#### Given task:
Within the listing below, locate all lines containing the word "name". Copy each one.

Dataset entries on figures
══════════════════════════════

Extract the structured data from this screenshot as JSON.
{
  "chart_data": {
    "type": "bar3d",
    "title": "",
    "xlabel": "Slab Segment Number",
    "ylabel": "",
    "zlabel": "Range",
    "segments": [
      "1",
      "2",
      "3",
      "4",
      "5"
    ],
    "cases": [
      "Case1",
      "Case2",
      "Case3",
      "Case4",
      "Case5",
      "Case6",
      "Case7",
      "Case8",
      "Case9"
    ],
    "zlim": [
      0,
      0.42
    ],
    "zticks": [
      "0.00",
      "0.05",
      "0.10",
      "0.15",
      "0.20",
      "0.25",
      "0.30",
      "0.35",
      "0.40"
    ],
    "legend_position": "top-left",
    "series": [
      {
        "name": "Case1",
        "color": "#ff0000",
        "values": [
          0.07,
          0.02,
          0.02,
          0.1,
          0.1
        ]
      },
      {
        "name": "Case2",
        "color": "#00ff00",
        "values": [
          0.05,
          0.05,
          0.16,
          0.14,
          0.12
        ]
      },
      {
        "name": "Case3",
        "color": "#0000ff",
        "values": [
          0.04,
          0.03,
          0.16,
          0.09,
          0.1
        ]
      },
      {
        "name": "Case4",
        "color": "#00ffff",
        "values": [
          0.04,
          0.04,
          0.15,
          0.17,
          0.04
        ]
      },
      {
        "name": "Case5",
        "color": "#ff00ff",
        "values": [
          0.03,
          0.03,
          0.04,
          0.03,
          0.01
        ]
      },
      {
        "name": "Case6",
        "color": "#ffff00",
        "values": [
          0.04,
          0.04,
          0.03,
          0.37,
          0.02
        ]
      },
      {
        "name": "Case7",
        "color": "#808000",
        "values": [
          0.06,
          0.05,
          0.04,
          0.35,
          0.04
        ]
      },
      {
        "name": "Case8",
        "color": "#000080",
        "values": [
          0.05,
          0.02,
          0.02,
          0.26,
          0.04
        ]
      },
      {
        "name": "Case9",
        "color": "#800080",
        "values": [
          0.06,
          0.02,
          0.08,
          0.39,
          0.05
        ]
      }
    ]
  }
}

══════════════════════════════

#### Task output:
        "name": "Case1",
        "name": "Case2",
        "name": "Case3",
        "name": "Case4",
        "name": "Case5",
        "name": "Case6",
        "name": "Case7",
        "name": "Case8",
        "name": "Case9",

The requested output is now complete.